## Directions
A. From the passage on the eviction decree, set down the part from "On 12-1-1968, the" to "execution of the decree." word for word.
B. In the passage on the eviction decree, which court served as the executing court?
C. Continue the passage on the eviction decree, starting right after its final sentence.

## Text to read

On 12-1-1968, the landlords filed a petition for execution
of the decree. It was dismissed as premature. The tenant
having failed to pay Rs. 152/50 i.e. the balance of arrears.
by the agreed date, the decree-holders on 17-1-1968, again
took out execution for the recovery of the said amount.
Thereafter, on 3-10-1968, the landlords filed the second
petition to- recover possession of the suit premises in
execution of the decree.

The tenant admitted that he had, according to the
compromise, agreed to give possession on 30-9-1968, but
added that in 1968 A.D., the ground floor of the premises
had become submerged in flood waters, and thereupon the
decree-holders seeing his (tenant’s) plight, orally agreed
to allow him to continue in the premises on payment of a
monthly rent of Rs. 151-. and thus the decree had been
adjusted and satisfied. Subsequently, by another
application, the judgment debtor raised an objection that
since the decree had been passed by the Court without
satisfying itself as to the existence of a ground of evic-
tion under the Bombay Rent Act, it was a nullity, and as
such, not executable.

The executing court (Joint Civil Judge, Surat) rejected the
story of adjustment and satisfaction of the decree, but
accepted the other objection holding that the decree was
void because “the Court did not apply its mind while
allowing it under s. 13 (1) (j), Rent Act”. With regard to
the second ground it was said that it had ceased to exist
because “under the terms of compromise the default in
payment of rent was waived and the defendant was given time
to pay up to 30-9-68”. In the result, the execution was
dismissed.

## Recorded data

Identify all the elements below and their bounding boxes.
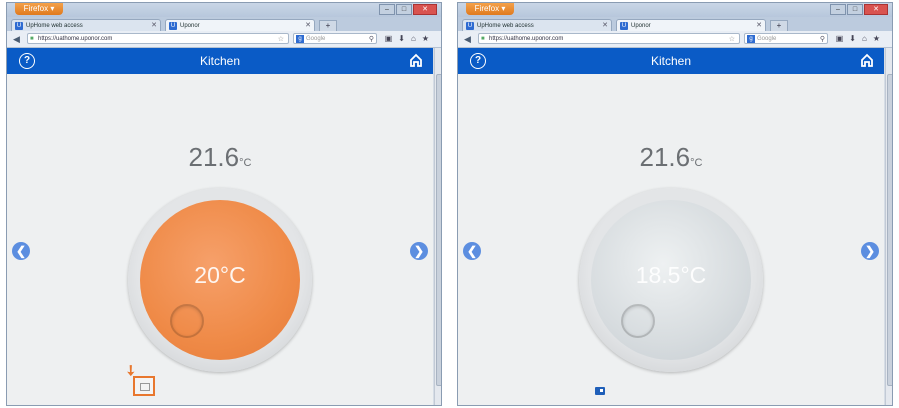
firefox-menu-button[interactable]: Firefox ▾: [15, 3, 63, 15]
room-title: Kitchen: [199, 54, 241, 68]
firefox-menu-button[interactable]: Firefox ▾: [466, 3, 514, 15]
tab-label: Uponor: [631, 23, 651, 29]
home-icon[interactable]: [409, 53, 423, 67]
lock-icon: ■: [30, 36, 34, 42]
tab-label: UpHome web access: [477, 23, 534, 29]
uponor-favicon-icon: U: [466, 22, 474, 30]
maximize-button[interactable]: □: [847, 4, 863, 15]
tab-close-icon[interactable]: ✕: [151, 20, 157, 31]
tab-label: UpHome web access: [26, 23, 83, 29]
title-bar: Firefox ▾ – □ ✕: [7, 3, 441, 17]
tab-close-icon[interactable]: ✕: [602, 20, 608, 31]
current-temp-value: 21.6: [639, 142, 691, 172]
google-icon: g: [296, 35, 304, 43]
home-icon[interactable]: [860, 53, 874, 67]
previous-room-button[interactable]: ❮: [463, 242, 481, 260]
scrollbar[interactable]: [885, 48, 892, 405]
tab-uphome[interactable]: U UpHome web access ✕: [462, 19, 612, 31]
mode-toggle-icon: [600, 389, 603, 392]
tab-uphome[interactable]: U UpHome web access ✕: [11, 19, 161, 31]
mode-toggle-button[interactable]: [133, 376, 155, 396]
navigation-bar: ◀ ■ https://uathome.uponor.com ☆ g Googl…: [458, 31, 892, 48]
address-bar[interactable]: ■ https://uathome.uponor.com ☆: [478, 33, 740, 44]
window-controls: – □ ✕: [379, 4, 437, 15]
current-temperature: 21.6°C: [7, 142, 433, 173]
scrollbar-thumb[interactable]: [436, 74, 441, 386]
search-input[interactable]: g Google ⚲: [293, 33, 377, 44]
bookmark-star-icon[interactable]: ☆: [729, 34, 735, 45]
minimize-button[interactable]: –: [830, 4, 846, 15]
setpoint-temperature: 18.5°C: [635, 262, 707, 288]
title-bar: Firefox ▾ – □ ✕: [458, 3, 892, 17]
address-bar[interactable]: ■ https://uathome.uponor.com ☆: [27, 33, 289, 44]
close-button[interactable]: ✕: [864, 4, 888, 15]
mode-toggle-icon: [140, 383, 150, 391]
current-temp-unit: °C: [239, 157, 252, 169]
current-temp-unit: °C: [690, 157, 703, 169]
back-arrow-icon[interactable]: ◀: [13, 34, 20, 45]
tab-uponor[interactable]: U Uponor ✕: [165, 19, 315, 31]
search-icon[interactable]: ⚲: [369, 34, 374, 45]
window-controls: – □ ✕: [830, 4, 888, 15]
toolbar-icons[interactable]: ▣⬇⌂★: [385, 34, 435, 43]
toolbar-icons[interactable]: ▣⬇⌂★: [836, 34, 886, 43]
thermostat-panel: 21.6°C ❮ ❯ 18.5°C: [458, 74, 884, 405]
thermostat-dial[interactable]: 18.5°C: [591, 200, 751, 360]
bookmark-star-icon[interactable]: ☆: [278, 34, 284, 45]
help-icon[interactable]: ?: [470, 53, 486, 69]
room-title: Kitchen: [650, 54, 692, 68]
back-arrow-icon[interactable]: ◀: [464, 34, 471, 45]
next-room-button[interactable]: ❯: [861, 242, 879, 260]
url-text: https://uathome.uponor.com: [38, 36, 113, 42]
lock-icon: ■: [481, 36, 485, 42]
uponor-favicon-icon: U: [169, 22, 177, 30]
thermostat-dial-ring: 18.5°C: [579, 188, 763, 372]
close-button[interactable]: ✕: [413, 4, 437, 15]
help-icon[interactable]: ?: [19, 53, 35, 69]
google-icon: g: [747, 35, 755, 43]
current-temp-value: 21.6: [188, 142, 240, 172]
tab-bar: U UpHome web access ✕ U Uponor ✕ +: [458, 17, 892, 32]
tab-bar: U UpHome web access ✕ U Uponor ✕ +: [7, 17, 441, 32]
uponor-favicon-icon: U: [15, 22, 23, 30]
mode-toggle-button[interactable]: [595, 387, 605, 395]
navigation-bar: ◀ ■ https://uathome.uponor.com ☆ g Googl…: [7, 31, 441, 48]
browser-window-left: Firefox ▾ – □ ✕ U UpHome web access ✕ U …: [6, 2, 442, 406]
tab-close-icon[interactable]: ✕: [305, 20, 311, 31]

## Results for the exercise
A.
On 12-1-1968, the landlords filed a petition for execution
of the decree. It was dismissed as premature. The tenant
having failed to pay Rs. 152/50 i.e. the balance of arrears.
by the agreed date, the decree-holders on 17-1-1968, again
took out execution for the recovery of the said amount.
Thereafter, on 3-10-1968, the landlords filed the second
petition to- recover possession of the suit premises in
execution of the decree.

B. The court of the Joint Civil Judge, Surat.

C.
From the order of the executing court, the decree-holders
carried an appeal to the Extra Assistant Judge, Surat, who
held that there was ample material in the shape of
admissions in the compromise, itself, from which the court
could be satisfied about the existence of both the statutory
grounds or eviction alleged in the plaint. He, therefore,
set aside the dismissal of the execution and remanded the
case to the executing court “to be dealt with in accordance
with law”. Aggrieved by that order of the Extra Assistant
Judge, the tenant preferred a
547
revision petition in the High Court of Gujarat,. The
revision was dismissed in limine by an order dated 26-10-
1972, against which this appeal by special leave has been
filed.

Mr. Dholakia, learned Counsel for the appellant, contends
that in view of public policy which underlies all Rent
Control Acts, including the Bombay Rent Act, no decree or
order of eviction can be passed unless the Rent Court or
Tribunal is satisfied, on the oasis of extrinsic material as
to the existence of all the essential facts constituting a
statutory ground for eviction. It is stressed that in the
instant case the material, if any, preceding the decree or
even the so-called admission of the rent being in arrears in
the compromise itself, was far too insufficient to make out
a ground for eviction under s. 12(3) of the Bombay Rent Act.
Clause (a) of s. 12(3), proceeds the argument, could not
cover the case because the tenant had deposited the rent due
upto the date of the suit and had also made an application
for fixation of standard rent; and clause (b) of the same
sub-section did not apply because no interim standard rent
had been fixed by the Court. As regards the ground of bona
fide personal requirement of the land-lords, it is urged
that there was not even a scintilla of material from which
the satisfaction of the court as to the existence of a
ground under s. 13 could be spelled out. The decree,
concludes the Counsel, being based solely on the consent of
the patties, was a nullity, and was directly hit by the rule
laid down by this Court in Bahadur Singh v. Muni Subrat
Dass
;(1) Kaushalya Devi v. Shri K. L. Bansal(2) and Ferozi
Lal fain v. Man Mal (3). Learned Counsel has further
attempted to distinguish this Court’s decision in K. K.
Chari v. R. M. Seshadri
(4) on the ground that there was
documentary and oral evidence of the plaintiff which not
been challenged in cross-examination, from which the
statutory ground of the premises being required by the
landlord for bona fide personal occupation, had been fully
made out. Reference has also been made to Jeshwant Rai
Mulukchand v. Anandilal Bapalal
(5) and Shah Rasiklal
Chunilal v. Sindhi Shyamlal Mulchand(6).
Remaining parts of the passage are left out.